▸ **Task**: Repeat each line of the material exactly.

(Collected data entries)

____________________

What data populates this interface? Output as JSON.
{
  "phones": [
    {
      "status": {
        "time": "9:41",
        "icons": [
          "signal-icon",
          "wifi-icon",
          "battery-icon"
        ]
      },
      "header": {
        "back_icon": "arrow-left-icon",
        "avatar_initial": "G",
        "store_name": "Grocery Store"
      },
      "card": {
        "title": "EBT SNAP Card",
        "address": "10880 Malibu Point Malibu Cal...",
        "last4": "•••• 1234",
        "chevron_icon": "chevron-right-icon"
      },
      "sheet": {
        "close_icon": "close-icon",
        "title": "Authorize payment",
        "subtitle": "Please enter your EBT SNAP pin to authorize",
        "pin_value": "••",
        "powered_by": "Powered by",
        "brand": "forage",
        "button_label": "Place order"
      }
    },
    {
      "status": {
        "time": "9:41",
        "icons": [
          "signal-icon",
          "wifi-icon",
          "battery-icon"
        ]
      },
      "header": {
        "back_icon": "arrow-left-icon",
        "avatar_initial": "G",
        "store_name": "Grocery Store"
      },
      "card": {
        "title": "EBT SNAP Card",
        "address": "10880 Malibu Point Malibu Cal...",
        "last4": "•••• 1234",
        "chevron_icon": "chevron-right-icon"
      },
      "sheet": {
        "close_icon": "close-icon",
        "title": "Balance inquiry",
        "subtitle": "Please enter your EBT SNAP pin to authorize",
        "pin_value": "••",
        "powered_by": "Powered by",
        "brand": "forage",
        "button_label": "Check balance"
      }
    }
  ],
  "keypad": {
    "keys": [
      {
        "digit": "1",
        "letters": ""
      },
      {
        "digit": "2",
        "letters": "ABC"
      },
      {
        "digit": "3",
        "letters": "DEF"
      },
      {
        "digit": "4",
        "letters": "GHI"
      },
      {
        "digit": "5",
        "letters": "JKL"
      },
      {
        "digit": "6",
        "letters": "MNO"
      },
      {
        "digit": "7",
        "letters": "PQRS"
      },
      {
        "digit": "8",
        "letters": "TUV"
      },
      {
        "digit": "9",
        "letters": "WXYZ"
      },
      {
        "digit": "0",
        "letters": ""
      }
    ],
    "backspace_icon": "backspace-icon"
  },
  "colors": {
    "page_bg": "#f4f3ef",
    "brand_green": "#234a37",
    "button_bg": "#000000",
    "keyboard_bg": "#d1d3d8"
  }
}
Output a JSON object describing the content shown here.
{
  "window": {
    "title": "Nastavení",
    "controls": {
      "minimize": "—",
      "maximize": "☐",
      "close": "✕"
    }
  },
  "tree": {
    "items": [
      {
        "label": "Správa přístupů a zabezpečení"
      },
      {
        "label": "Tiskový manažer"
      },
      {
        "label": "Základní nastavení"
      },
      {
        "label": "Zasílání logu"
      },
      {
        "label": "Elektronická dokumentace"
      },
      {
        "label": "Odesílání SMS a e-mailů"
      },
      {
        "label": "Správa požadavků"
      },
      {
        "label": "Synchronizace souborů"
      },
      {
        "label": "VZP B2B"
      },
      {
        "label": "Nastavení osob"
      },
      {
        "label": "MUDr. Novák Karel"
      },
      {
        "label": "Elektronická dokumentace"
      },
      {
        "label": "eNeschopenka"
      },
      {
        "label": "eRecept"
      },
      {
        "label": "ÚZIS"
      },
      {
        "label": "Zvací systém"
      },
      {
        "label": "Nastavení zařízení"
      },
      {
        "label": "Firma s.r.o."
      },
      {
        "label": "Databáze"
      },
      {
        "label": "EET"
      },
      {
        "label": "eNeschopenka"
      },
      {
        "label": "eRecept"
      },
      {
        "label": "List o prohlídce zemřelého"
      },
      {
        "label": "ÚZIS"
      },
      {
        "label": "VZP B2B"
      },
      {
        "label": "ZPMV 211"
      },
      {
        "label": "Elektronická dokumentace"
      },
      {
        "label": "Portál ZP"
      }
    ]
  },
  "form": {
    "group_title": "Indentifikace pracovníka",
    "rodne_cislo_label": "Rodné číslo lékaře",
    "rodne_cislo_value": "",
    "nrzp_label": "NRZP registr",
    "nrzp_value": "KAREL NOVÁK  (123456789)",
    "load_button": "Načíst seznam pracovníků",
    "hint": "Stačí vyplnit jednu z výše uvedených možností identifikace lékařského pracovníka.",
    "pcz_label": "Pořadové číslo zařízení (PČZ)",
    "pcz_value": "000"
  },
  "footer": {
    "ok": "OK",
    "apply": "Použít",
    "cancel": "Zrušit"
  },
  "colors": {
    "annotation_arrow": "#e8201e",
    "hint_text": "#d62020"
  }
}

____________________

▸ **Task solution**:
What data populates this interface? Output as JSON.
{
  "phones": [
    {
      "status": {
        "time": "9:41",
        "icons": [
          "signal-icon",
          "wifi-icon",
          "battery-icon"
        ]
      },
      "header": {
        "back_icon": "arrow-left-icon",
        "avatar_initial": "G",
        "store_name": "Grocery Store"
      },
      "card": {
        "title": "EBT SNAP Card",
        "address": "10880 Malibu Point Malibu Cal...",
        "last4": "•••• 1234",
        "chevron_icon": "chevron-right-icon"
      },
      "sheet": {
        "close_icon": "close-icon",
        "title": "Authorize payment",
        "subtitle": "Please enter your EBT SNAP pin to authorize",
        "pin_value": "••",
        "powered_by": "Powered by",
        "brand": "forage",
        "button_label": "Place order"
      }
    },
    {
      "status": {
        "time": "9:41",
        "icons": [
          "signal-icon",
          "wifi-icon",
          "battery-icon"
        ]
      },
      "header": {
        "back_icon": "arrow-left-icon",
        "avatar_initial": "G",
        "store_name": "Grocery Store"
      },
      "card": {
        "title": "EBT SNAP Card",
        "address": "10880 Malibu Point Malibu Cal...",
        "last4": "•••• 1234",
        "chevron_icon": "chevron-right-icon"
      },
      "sheet": {
        "close_icon": "close-icon",
        "title": "Balance inquiry",
        "subtitle": "Please enter your EBT SNAP pin to authorize",
        "pin_value": "••",
        "powered_by": "Powered by",
        "brand": "forage",
        "button_label": "Check balance"
      }
    }
  ],
  "keypad": {
    "keys": [
      {
        "digit": "1",
        "letters": ""
      },
      {
        "digit": "2",
        "letters": "ABC"
      },
      {
        "digit": "3",
        "letters": "DEF"
      },
      {
        "digit": "4",
        "letters": "GHI"
      },
      {
        "digit": "5",
        "letters": "JKL"
      },
      {
        "digit": "6",
        "letters": "MNO"
      },
      {
        "digit": "7",
        "letters": "PQRS"
      },
      {
        "digit": "8",
        "letters": "TUV"
      },
      {
        "digit": "9",
        "letters": "WXYZ"
      },
      {
        "digit": "0",
        "letters": ""
      }
    ],
    "backspace_icon": "backspace-icon"
  },
  "colors": {
    "page_bg": "#f4f3ef",
    "brand_green": "#234a37",
    "button_bg": "#000000",
    "keyboard_bg": "#d1d3d8"
  }
}
Output a JSON object describing the content shown here.
{
  "window": {
    "title": "Nastavení",
    "controls": {
      "minimize": "—",
      "maximize": "☐",
      "close": "✕"
    }
  },
  "tree": {
    "items": [
      {
        "label": "Správa přístupů a zabezpečení"
      },
      {
        "label": "Tiskový manažer"
      },
      {
        "label": "Základní nastavení"
      },
      {
        "label": "Zasílání logu"
      },
      {
        "label": "Elektronická dokumentace"
      },
      {
        "label": "Odesílání SMS a e-mailů"
      },
      {
        "label": "Správa požadavků"
      },
      {
        "label": "Synchronizace souborů"
      },
      {
        "label": "VZP B2B"
      },
      {
        "label": "Nastavení osob"
      },
      {
        "label": "MUDr. Novák Karel"
      },
      {
        "label": "Elektronická dokumentace"
      },
      {
        "label": "eNeschopenka"
      },
      {
        "label": "eRecept"
      },
      {
        "label": "ÚZIS"
      },
      {
        "label": "Zvací systém"
      },
      {
        "label": "Nastavení zařízení"
      },
      {
        "label": "Firma s.r.o."
      },
      {
        "label": "Databáze"
      },
      {
        "label": "EET"
      },
      {
        "label": "eNeschopenka"
      },
      {
        "label": "eRecept"
      },
      {
        "label": "List o prohlídce zemřelého"
      },
      {
        "label": "ÚZIS"
      },
      {
        "label": "VZP B2B"
      },
      {
        "label": "ZPMV 211"
      },
      {
        "label": "Elektronická dokumentace"
      },
      {
        "label": "Portál ZP"
      }
    ]
  },
  "form": {
    "group_title": "Indentifikace pracovníka",
    "rodne_cislo_label": "Rodné číslo lékaře",
    "rodne_cislo_value": "",
    "nrzp_label": "NRZP registr",
    "nrzp_value": "KAREL NOVÁK  (123456789)",
    "load_button": "Načíst seznam pracovníků",
    "hint": "Stačí vyplnit jednu z výše uvedených možností identifikace lékařského pracovníka.",
    "pcz_label": "Pořadové číslo zařízení (PČZ)",
    "pcz_value": "000"
  },
  "footer": {
    "ok": "OK",
    "apply": "Použít",
    "cancel": "Zrušit"
  },
  "colors": {
    "annotation_arrow": "#e8201e",
    "hint_text": "#d62020"
  }
}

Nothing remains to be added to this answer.